### TO DO
From the entries that follow, extract each line holding the string "JSON".

* * * * * * * * *

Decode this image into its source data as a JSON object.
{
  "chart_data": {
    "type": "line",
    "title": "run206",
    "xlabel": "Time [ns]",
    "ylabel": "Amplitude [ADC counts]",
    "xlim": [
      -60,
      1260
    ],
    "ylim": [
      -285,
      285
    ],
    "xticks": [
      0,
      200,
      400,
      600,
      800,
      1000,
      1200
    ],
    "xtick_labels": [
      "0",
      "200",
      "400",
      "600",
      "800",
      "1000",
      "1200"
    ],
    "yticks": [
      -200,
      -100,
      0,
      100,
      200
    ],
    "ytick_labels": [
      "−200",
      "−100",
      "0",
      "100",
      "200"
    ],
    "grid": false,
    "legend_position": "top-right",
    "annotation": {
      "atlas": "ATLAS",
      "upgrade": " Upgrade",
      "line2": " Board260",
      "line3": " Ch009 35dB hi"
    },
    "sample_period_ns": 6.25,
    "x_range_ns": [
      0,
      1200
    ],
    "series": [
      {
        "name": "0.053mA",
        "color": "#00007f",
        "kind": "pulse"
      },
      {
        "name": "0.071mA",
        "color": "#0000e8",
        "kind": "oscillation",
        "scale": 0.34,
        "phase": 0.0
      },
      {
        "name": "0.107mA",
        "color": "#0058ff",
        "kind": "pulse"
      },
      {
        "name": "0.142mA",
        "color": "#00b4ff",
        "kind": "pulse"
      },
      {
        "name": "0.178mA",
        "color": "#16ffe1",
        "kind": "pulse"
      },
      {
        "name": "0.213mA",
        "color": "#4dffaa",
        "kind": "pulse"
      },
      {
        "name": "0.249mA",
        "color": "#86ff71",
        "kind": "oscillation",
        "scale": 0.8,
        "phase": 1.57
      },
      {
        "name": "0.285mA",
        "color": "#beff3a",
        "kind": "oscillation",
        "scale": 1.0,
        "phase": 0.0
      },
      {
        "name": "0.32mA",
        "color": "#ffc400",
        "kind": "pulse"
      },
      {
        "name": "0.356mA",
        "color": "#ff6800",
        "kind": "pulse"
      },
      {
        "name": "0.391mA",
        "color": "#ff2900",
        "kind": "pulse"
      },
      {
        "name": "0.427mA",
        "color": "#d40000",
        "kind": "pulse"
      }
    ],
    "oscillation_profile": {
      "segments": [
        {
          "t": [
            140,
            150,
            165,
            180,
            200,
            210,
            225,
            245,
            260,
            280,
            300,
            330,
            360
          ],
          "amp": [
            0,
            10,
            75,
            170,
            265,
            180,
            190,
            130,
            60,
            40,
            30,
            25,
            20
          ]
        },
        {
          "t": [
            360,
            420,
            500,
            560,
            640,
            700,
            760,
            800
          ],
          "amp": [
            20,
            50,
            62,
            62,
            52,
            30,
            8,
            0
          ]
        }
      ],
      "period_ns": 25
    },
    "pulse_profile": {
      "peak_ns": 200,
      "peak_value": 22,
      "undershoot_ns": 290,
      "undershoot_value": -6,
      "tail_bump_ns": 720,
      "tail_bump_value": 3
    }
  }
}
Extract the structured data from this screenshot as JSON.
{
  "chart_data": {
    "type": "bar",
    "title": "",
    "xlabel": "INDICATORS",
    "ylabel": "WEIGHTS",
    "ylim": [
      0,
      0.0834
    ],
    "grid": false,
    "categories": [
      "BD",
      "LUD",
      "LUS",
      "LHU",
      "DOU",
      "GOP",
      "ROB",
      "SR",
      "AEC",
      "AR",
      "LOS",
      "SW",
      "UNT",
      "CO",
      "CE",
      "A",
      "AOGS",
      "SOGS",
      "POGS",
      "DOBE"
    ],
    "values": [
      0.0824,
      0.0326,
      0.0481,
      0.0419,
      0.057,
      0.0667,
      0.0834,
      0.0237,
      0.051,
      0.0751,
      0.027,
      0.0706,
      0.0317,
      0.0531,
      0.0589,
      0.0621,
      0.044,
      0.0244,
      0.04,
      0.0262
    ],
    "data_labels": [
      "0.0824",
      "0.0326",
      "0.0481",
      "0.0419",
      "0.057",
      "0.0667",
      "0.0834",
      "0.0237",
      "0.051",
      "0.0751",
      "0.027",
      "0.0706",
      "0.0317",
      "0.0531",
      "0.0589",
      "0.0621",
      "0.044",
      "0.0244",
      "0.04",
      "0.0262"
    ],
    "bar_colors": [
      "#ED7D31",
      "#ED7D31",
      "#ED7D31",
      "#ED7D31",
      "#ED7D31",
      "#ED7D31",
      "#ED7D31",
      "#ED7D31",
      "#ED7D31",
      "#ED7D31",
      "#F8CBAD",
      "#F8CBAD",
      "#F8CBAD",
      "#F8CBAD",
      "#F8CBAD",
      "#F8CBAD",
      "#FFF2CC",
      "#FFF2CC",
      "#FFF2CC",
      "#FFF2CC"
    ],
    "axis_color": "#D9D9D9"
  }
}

* * * * * * * * *

### RESPONSE TO THE EXERCISE
Decode this image into its source data as a JSON object.
Extract the structured data from this screenshot as JSON.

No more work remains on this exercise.